**GIVEN INSTRUCTION:** Below are the records; pull every line that includes "Makarios".

**DATA TO USE:**
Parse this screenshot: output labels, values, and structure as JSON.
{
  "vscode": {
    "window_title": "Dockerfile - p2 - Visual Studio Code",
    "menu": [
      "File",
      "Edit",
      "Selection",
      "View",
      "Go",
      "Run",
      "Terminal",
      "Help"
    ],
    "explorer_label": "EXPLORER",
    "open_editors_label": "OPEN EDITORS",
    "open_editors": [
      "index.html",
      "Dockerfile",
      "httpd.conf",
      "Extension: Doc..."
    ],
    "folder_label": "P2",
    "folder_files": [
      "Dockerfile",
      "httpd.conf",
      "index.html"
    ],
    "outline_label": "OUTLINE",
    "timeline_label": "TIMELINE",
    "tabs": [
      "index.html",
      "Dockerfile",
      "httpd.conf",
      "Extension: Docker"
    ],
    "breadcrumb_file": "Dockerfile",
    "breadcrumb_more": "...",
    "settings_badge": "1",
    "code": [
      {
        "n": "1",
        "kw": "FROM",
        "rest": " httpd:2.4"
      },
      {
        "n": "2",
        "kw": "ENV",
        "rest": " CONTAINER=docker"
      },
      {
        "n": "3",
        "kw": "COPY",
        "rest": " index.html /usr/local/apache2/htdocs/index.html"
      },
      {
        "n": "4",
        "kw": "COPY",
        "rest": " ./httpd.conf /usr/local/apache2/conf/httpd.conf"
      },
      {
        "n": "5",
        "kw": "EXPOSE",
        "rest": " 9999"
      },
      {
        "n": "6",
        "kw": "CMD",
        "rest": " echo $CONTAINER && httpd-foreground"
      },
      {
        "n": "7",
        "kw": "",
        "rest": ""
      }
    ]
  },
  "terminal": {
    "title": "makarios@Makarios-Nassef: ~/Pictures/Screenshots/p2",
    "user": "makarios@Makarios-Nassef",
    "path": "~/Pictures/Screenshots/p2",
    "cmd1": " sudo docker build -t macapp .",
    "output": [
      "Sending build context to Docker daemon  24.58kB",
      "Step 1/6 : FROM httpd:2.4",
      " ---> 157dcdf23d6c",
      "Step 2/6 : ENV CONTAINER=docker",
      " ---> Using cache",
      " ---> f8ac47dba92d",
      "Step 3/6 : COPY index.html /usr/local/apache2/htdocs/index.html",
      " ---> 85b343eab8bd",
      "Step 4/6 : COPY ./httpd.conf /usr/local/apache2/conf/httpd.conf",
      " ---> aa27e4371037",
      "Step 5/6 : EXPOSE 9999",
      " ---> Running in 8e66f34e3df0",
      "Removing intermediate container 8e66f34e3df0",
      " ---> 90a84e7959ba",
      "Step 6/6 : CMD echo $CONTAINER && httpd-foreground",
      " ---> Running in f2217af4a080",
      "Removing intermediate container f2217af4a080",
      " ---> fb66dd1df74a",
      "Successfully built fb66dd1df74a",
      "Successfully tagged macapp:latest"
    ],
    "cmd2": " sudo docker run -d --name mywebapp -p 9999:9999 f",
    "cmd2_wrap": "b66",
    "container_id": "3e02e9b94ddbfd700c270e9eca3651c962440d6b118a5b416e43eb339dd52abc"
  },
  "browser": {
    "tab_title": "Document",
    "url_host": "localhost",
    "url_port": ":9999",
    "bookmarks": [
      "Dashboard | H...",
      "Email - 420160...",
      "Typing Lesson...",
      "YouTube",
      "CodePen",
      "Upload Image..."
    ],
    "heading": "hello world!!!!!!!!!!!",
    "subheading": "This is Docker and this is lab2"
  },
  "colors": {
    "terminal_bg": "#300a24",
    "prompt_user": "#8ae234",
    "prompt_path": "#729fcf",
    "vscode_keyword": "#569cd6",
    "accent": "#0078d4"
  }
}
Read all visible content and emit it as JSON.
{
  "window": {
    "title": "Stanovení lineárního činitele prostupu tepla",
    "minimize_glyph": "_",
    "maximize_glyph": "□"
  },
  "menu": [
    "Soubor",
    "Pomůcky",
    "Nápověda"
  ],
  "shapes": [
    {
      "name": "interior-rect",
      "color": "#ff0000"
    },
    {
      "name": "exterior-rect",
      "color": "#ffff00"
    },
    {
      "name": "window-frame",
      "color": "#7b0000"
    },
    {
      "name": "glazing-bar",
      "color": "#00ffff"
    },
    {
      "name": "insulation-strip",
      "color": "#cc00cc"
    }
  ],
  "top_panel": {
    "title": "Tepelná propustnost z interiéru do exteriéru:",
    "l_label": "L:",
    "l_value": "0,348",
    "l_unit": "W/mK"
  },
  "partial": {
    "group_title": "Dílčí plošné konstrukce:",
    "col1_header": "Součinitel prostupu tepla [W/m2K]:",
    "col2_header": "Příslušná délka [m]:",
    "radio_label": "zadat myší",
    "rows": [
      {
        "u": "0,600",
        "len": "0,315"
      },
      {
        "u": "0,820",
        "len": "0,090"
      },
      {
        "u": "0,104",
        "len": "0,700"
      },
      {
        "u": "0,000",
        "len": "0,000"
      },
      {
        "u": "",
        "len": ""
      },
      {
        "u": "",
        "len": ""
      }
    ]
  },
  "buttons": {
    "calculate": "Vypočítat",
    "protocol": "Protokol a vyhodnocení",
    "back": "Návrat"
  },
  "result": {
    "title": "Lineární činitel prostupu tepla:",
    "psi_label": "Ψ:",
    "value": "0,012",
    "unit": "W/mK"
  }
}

**TASK OUTPUT:**
    "title": "makarios@Makarios-Nassef: ~/Pictures/Screenshots/p2",
    "user": "makarios@Makarios-Nassef",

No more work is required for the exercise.